From the entries that follow, extract each line holding the string "back".

• **Given data**
-*-

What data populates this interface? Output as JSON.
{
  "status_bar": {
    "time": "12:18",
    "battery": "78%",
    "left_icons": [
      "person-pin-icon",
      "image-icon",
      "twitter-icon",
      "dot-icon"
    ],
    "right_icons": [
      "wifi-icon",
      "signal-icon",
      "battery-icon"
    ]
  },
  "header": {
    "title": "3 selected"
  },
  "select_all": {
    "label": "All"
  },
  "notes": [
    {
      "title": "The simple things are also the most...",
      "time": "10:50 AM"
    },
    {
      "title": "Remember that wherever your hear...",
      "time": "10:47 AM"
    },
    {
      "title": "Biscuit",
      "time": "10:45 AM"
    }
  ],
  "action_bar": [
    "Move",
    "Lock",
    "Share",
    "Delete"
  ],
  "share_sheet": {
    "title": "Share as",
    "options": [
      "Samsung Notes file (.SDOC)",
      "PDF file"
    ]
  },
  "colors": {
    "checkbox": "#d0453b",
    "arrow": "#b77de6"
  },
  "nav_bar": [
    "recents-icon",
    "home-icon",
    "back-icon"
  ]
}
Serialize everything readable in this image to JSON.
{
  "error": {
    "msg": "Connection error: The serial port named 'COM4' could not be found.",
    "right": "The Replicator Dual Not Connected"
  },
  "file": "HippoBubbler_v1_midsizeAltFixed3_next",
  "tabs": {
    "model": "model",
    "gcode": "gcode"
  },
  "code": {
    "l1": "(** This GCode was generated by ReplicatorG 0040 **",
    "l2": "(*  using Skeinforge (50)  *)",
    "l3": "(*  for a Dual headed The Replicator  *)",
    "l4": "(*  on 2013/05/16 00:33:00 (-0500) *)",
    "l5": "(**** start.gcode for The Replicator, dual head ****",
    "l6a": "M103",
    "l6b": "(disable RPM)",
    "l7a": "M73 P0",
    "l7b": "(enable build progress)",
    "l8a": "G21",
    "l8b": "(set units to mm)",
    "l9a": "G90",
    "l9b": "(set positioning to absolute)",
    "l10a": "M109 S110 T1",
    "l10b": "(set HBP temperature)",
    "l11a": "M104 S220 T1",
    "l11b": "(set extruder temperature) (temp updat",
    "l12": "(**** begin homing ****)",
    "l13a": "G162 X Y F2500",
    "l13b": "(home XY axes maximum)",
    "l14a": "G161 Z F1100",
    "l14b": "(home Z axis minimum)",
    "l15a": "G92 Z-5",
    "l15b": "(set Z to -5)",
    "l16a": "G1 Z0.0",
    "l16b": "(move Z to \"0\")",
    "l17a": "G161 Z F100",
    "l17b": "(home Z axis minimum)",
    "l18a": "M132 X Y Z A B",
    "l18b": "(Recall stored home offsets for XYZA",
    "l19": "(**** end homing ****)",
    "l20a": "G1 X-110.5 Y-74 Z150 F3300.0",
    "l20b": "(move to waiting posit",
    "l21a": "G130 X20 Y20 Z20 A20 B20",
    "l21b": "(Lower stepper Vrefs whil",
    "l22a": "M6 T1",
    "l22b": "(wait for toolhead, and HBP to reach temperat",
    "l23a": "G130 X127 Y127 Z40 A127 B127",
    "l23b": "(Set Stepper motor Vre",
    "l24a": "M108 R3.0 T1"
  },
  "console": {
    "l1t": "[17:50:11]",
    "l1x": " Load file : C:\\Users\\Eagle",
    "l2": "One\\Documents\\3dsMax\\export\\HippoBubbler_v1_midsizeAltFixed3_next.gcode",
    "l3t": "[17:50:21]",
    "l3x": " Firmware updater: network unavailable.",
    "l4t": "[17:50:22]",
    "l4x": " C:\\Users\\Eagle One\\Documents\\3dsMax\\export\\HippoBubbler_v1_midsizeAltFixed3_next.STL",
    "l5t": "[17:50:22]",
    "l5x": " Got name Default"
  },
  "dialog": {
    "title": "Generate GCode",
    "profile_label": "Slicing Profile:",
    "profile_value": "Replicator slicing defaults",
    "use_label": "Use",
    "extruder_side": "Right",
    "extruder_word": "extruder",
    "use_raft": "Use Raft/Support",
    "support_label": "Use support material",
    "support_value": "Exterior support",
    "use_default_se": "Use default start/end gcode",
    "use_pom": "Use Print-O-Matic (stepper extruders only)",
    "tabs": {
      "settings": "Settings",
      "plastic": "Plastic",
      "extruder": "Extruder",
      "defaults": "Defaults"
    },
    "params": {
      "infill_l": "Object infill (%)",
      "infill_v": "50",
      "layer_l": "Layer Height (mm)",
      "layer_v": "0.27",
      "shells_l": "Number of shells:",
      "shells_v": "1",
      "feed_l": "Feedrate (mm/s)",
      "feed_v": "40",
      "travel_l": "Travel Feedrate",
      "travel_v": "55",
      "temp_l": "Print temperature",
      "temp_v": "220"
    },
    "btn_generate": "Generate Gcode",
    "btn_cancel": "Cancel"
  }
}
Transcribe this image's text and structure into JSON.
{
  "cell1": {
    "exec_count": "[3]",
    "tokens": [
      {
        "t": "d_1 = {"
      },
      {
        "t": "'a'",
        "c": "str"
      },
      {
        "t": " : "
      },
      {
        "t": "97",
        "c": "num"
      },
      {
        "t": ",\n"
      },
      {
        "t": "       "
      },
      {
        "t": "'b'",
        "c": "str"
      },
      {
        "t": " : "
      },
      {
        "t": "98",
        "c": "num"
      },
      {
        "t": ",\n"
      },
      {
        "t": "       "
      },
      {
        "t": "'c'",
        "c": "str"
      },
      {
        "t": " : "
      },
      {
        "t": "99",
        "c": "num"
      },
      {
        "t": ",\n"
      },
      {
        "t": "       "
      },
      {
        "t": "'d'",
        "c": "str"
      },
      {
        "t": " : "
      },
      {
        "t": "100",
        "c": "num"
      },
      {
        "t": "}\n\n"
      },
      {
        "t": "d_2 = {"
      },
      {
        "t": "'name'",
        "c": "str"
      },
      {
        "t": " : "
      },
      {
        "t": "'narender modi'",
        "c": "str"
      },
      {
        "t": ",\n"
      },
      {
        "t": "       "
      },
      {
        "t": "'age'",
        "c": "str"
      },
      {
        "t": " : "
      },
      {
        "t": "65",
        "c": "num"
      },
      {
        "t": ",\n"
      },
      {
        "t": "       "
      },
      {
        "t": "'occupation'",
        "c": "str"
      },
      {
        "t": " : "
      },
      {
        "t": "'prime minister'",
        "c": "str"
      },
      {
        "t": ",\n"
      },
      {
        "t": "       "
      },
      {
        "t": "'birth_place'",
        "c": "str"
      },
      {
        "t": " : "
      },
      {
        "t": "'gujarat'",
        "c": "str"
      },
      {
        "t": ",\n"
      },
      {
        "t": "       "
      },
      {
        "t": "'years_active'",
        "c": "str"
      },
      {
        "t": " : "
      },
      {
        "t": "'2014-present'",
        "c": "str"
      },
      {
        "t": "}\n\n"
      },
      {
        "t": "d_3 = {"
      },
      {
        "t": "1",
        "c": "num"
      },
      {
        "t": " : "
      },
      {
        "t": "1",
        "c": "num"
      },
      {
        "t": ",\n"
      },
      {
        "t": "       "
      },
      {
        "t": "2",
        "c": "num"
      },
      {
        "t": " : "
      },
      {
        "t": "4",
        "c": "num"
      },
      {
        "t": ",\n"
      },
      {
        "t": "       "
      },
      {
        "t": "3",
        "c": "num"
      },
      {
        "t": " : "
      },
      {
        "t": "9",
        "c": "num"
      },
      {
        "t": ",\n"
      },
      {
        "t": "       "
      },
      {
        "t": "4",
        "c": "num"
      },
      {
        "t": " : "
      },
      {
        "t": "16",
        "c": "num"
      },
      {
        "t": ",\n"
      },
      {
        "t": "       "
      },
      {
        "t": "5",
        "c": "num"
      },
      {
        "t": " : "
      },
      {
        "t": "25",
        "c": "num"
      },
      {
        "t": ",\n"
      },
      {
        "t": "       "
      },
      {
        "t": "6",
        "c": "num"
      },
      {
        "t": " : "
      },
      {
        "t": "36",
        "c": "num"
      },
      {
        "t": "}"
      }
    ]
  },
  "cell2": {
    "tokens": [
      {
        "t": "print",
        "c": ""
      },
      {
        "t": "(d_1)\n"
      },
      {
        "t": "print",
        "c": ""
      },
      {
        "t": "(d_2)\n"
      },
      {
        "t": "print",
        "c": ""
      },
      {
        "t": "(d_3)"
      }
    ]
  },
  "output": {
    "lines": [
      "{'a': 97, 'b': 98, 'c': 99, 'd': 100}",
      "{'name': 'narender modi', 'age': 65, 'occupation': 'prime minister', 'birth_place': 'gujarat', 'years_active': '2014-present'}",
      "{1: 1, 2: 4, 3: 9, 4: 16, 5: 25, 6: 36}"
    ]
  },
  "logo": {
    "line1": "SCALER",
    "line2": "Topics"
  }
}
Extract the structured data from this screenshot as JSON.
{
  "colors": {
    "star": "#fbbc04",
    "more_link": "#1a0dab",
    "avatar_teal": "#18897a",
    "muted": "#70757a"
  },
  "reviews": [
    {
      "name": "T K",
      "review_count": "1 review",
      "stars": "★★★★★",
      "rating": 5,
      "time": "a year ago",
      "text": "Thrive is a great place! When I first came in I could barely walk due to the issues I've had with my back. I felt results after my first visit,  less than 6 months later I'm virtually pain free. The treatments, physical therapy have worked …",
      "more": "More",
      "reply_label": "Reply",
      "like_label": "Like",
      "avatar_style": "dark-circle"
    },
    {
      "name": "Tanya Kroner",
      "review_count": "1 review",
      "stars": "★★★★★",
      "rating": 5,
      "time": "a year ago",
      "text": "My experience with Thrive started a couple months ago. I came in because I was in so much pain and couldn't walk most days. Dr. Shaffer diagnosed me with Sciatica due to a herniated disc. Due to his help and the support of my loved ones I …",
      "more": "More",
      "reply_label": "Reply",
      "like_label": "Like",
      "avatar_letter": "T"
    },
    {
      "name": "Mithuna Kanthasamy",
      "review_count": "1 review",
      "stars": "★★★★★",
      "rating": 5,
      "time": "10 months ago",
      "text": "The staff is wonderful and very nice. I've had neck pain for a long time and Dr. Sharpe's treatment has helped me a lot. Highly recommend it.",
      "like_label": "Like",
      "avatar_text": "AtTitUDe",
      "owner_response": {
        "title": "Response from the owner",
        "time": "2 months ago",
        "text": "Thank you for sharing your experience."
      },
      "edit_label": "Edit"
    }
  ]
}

-*-

• **Correct response**
    "back-icon"
      "text": "Thrive is a great place! When I first came in I could barely walk due to the issues I've had with my back. I felt results after my first visit,  less than 6 months later I'm virtually pain free. The treatments, physical therapy have worked …",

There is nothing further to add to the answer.